Text to read -
Our scientific resources are a global asset but the greatest benefits to science, conservation policy and education worldwide come when we form partnerships.
Our vision is to document and understand global plant and fungal diversity and its uses, bringing authoritative expertise to bear on the critical challenges facing humanity today. We can’t do this alone, it takes secure partnerships with governments, research institutions, charities and sponsors to succeed.
We collaborate with around 400 institutions worldwide, working in over 100 countries. Our partners range from botanic gardens in Australia to government ministries in Zambia, with a host of universities and conservation charities in between.
The following projects give a flavour of what a global partnership can achieve. Some are funded by governments, others are funded by corporations or charities. Our research partners include institutions around the world such as universities or botanical gardens.
Could your institution or corporation create or contribute to our next partnership? If so you can find details of how to collaborate with us below.

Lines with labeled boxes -

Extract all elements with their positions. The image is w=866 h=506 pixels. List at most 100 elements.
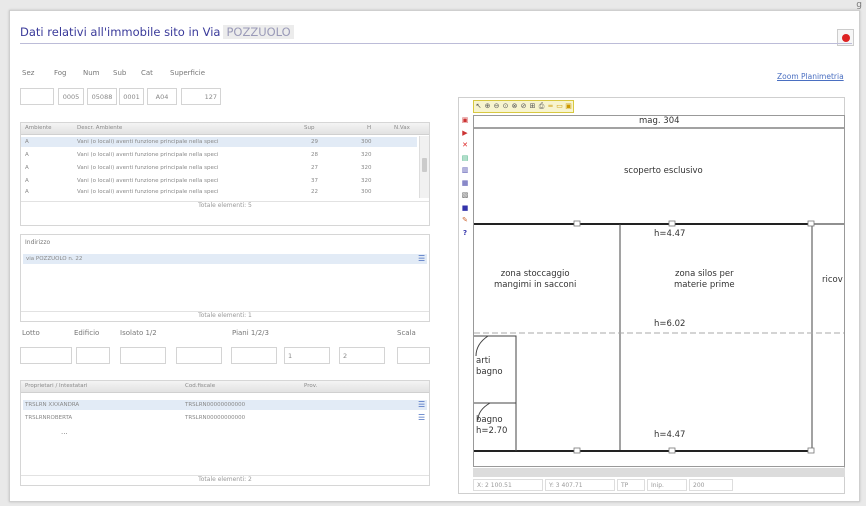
viewer-toolbar: ↖ ⊕ ⊖ ⊙ ⊗ ⊘ ⊞ ⎙ ═ ▭ ▣ xyxy=(473,100,574,113)
indirizzo-label: Indirizzo xyxy=(25,239,51,246)
col-codfiscale: Cod.fiscale xyxy=(185,383,216,389)
label-lotto: Lotto xyxy=(22,329,40,337)
cell: 29 xyxy=(311,139,318,145)
cell: TRSLRN XXXANDRA xyxy=(25,402,80,408)
status-mode: Inip. xyxy=(647,479,687,491)
label-piani: Piani 1/2/3 xyxy=(232,329,269,337)
intestatari-total: Totale elementi: 2 xyxy=(21,475,429,485)
print-icon[interactable]: ⎙ xyxy=(537,101,546,112)
export-icon[interactable]: ▶ xyxy=(460,128,470,139)
viewer-side-toolbar: ▣ ▶ ✕ ▤ ▥ ▦ ▧ ■ ✎ ? xyxy=(460,115,472,240)
label-isolato: Isolato 1/2 xyxy=(120,329,157,337)
piano-field-1[interactable] xyxy=(176,347,222,364)
ambienti-scrollbar[interactable] xyxy=(419,136,429,198)
plan-label-ricov: ricov xyxy=(822,275,843,285)
ambienti-header: Ambiente Descr. Ambiente Sup H N.Vax xyxy=(21,123,429,135)
fog-field[interactable]: 0005 xyxy=(58,88,84,105)
help-icon[interactable]: ? xyxy=(460,228,470,239)
save-icon[interactable]: ▣ xyxy=(564,101,573,112)
zoom-window-icon[interactable]: ⊙ xyxy=(501,101,510,112)
cat-field[interactable]: A04 xyxy=(147,88,177,105)
zoom-out-icon[interactable]: ⊖ xyxy=(492,101,501,112)
table-row[interactable]: A Vani (o locali) aventi funzione princi… xyxy=(21,163,417,173)
cell: Vani (o locali) aventi funzione principa… xyxy=(77,152,219,158)
plan-label-bagno: bagno h=2.70 xyxy=(476,415,508,436)
table-row[interactable]: TRSLRNROBERTA TRSLRN00000000000 xyxy=(23,413,427,423)
list-item[interactable]: via POZZUOLO n. 22 xyxy=(23,254,427,264)
table-row[interactable]: TRSLRN XXXANDRA TRSLRN00000000000 xyxy=(23,400,427,410)
col-sup: Sup xyxy=(304,125,315,131)
piano-field-4[interactable]: 2 xyxy=(339,347,385,364)
piano-field-3[interactable]: 1 xyxy=(284,347,330,364)
floor-plan-drawing[interactable]: mag. 304 scoperto esclusivo h=4.47 zona … xyxy=(473,115,845,467)
zoom-extent-icon[interactable]: ⊗ xyxy=(510,101,519,112)
table-row[interactable]: A Vani (o locali) aventi funzione princi… xyxy=(21,137,417,147)
label-edificio: Edificio xyxy=(74,329,100,337)
col-ambiente: Ambiente xyxy=(25,125,52,131)
plan-viewer: ↖ ⊕ ⊖ ⊙ ⊗ ⊘ ⊞ ⎙ ═ ▭ ▣ ▣ ▶ ✕ ▤ ▥ ▦ ▧ ■ ✎ … xyxy=(458,97,845,494)
cell: A xyxy=(25,139,29,145)
scroll-thumb[interactable] xyxy=(422,158,427,172)
fill-icon[interactable]: ▧ xyxy=(460,190,470,201)
table-row[interactable]: A Vani (o locali) aventi funzione princi… xyxy=(21,150,417,160)
corner-text: g xyxy=(856,0,862,10)
cell: TRSLRN00000000000 xyxy=(185,415,246,421)
label-cat: Cat xyxy=(141,69,153,77)
lotto-field[interactable] xyxy=(20,347,72,364)
plan-label-top: mag. 304 xyxy=(639,116,680,126)
cell: Vani (o locali) aventi funzione principa… xyxy=(77,139,219,145)
zoom-in-icon[interactable]: ⊕ xyxy=(483,101,492,112)
viewer-statusbar: X: 2 100.51 Y: 3 407.71 TP Inip. 200 xyxy=(473,479,845,493)
edificio-field[interactable] xyxy=(76,347,110,364)
more-indicator: ... xyxy=(61,428,68,436)
list-icon[interactable]: ☰ xyxy=(418,254,425,263)
list-icon[interactable]: ☰ xyxy=(418,400,425,409)
num-field[interactable]: 05088 xyxy=(87,88,117,105)
grid-icon[interactable]: ▦ xyxy=(460,178,470,189)
copy-icon[interactable]: ▥ xyxy=(460,165,470,176)
intestatari-header: Proprietari / Intestatari Cod.fiscale Pr… xyxy=(21,381,429,393)
plan-label-zona1: zona stoccaggio mangimi in sacconi xyxy=(494,269,577,290)
indirizzo-total: Totale elementi: 1 xyxy=(21,311,429,321)
cell: 320 xyxy=(361,152,372,158)
title-divider xyxy=(20,43,852,44)
measure-icon[interactable]: ═ xyxy=(546,101,555,112)
list-icon[interactable]: ☰ xyxy=(418,413,425,422)
pan-icon[interactable]: ↖ xyxy=(474,101,483,112)
plan-label-zona2: zona silos per materie prime xyxy=(674,269,735,290)
zoom-fit-icon[interactable]: ⊞ xyxy=(528,101,537,112)
page-title: Dati relativi all'immobile sito in Via PO… xyxy=(20,25,294,39)
table-row[interactable]: A Vani (o locali) aventi funzione princi… xyxy=(21,189,417,195)
table-row[interactable]: A Vani (o locali) aventi funzione princi… xyxy=(21,176,417,186)
zoom-prev-icon[interactable]: ⊘ xyxy=(519,101,528,112)
piano-field-2[interactable] xyxy=(231,347,277,364)
edit-icon[interactable]: ✎ xyxy=(460,215,470,226)
ambienti-table: Ambiente Descr. Ambiente Sup H N.Vax A V… xyxy=(20,122,430,226)
plan-label-h3: h=4.47 xyxy=(654,430,686,440)
cell: Vani (o locali) aventi funzione principa… xyxy=(77,165,219,171)
sez-field[interactable] xyxy=(20,88,54,105)
title-text: Dati relativi all'immobile sito in Via xyxy=(20,25,221,39)
scala-field[interactable] xyxy=(397,347,430,364)
open-icon[interactable]: ▭ xyxy=(555,101,564,112)
intestatari-table: Proprietari / Intestatari Cod.fiscale Pr… xyxy=(20,380,430,486)
cell: Vani (o locali) aventi funzione principa… xyxy=(77,189,219,195)
cell: A xyxy=(25,165,29,171)
plan-label-h2: h=6.02 xyxy=(654,319,686,329)
cell: A xyxy=(25,152,29,158)
cell: A xyxy=(25,189,29,195)
status-scale: 200 xyxy=(689,479,733,491)
sub-field[interactable]: 0001 xyxy=(119,88,144,105)
viewer-horizontal-scrollbar[interactable] xyxy=(473,468,845,477)
zoom-planimetria-link[interactable]: Zoom Planimetria xyxy=(777,72,844,81)
document-icon[interactable]: ▤ xyxy=(460,153,470,164)
cell: 37 xyxy=(311,178,318,184)
cell: 300 xyxy=(361,189,372,195)
block-icon[interactable]: ■ xyxy=(460,203,470,214)
delete-icon[interactable]: ✕ xyxy=(460,140,470,151)
superficie-field[interactable]: 127 xyxy=(181,88,221,105)
label-num: Num xyxy=(83,69,100,77)
layer-icon[interactable]: ▣ xyxy=(460,115,470,126)
isolato-field[interactable] xyxy=(120,347,166,364)
indirizzo-list: Indirizzo via POZZUOLO n. 22 ☰ Totale el… xyxy=(20,234,430,322)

What you have to do -
Transcribe the whole passage on global research partnerships, word for word. These lines were drawn from a separate source.

Solution -
Our scientific resources are a global asset but the greatest benefits to science, conservation policy and education worldwide come when we form partnerships.
Our vision is to document and understand global plant and fungal diversity and its uses, bringing authoritative expertise to bear on the critical challenges facing humanity today. We can’t do this alone, it takes secure partnerships with governments, research institutions, charities and sponsors to succeed.
We collaborate with around 400 institutions worldwide, working in over 100 countries. Our partners range from botanic gardens in Australia to government ministries in Zambia, with a host of universities and conservation charities in between.
The following projects give a flavour of what a global partnership can achieve. Some are funded by governments, others are funded by corporations or charities. Our research partners include institutions around the world such as universities or botanical gardens.
Could your institution or corporation create or contribute to our next partnership? If so you can find details of how to collaborate with us below.